--- Your task ---
Can you transcribe the data exactly? Leave the pictures out.

--- Given records ---

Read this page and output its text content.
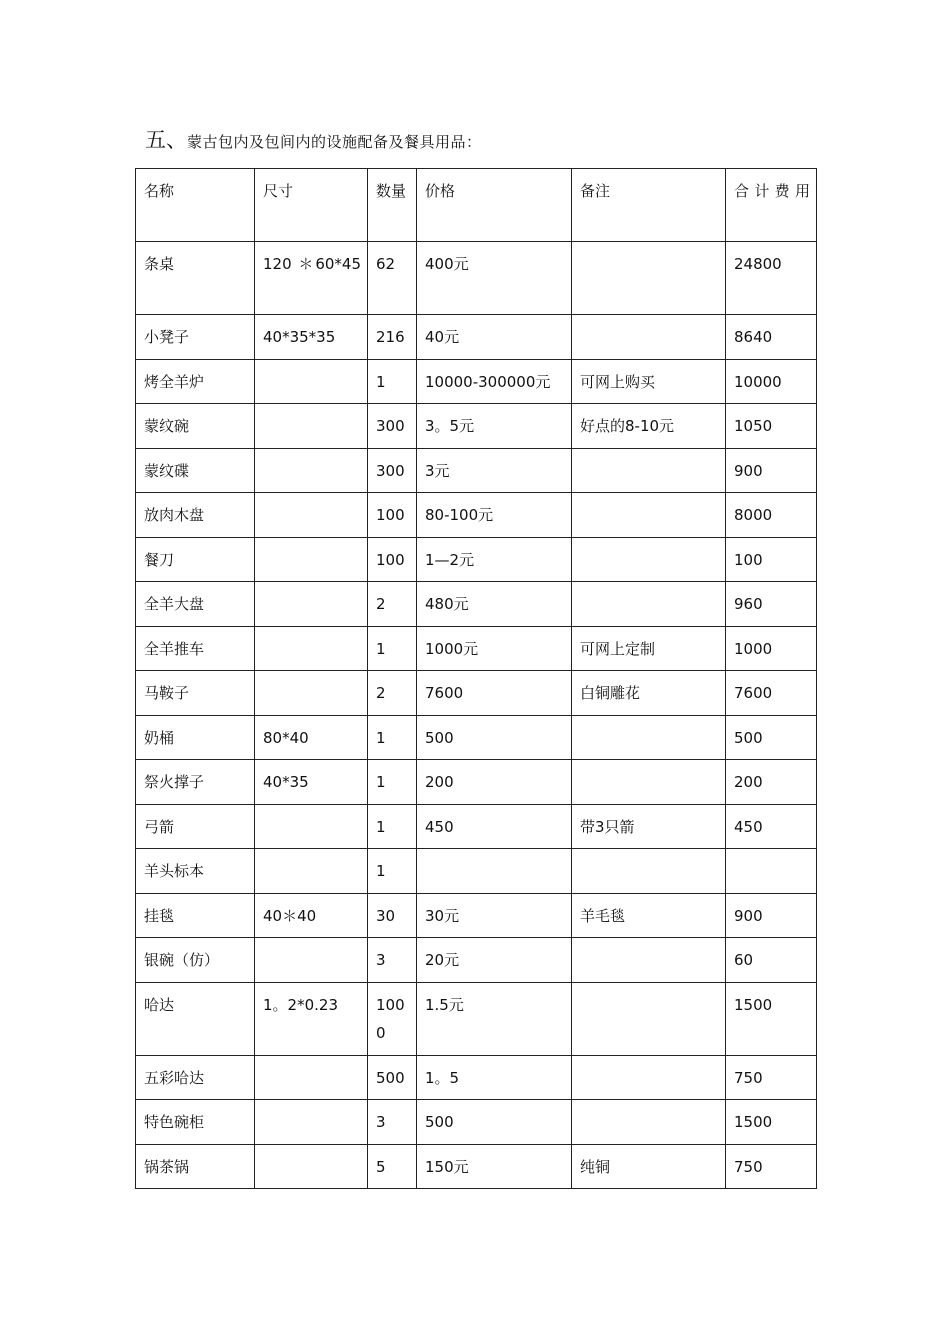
五、蒙古包内及包间内的设施配备及餐具用品：
名称	尺寸	数量	价格	备注	合计费用
条桌	120 ＊60*45	62	400元		24800
小凳子	40*35*35	216	40元		8640
烤全羊炉		1	10000-300000元	可网上购买	10000
蒙纹碗		300	3。5元	好点的8-10元	1050
蒙纹碟		300	3元		900
放肉木盘		100	80-100元		8000
餐刀		100	1—2元		100
全羊大盘		2	480元		960
全羊推车		1	1000元	可网上定制	1000
马鞍子		2	7600	白铜雕花	7600
奶桶	80*40	1	500		500
祭火撑子	40*35	1	200		200
弓箭		1	450	带3只箭	450
羊头标本		1			
挂毯	40＊40	30	30元	羊毛毯	900
银碗（仿）		3	20元		60
哈达	1。2*0.23	1000	1.5元		1500
五彩哈达		500	1。5		750
特色碗柜		3	500		1500
锅茶锅		5	150元	纯铜	750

--- Exercise solution ---
Read this page and output its text content.
五、蒙古包内及包间内的设施配备及餐具用品：
名称	尺寸	数量	价格	备注	合计费用
条桌	120 ＊60*45	62	400元		24800
小凳子	40*35*35	216	40元		8640
烤全羊炉		1	10000-300000元	可网上购买	10000
蒙纹碗		300	3。5元	好点的8-10元	1050
蒙纹碟		300	3元		900
放肉木盘		100	80-100元		8000
餐刀		100	1—2元		100
全羊大盘		2	480元		960
全羊推车		1	1000元	可网上定制	1000
马鞍子		2	7600	白铜雕花	7600
奶桶	80*40	1	500		500
祭火撑子	40*35	1	200		200
弓箭		1	450	带3只箭	450
羊头标本		1			
挂毯	40＊40	30	30元	羊毛毯	900
银碗（仿）		3	20元		60
哈达	1。2*0.23	1000	1.5元		1500
五彩哈达		500	1。5		750
特色碗柜		3	500		1500
锅茶锅		5	150元	纯铜	750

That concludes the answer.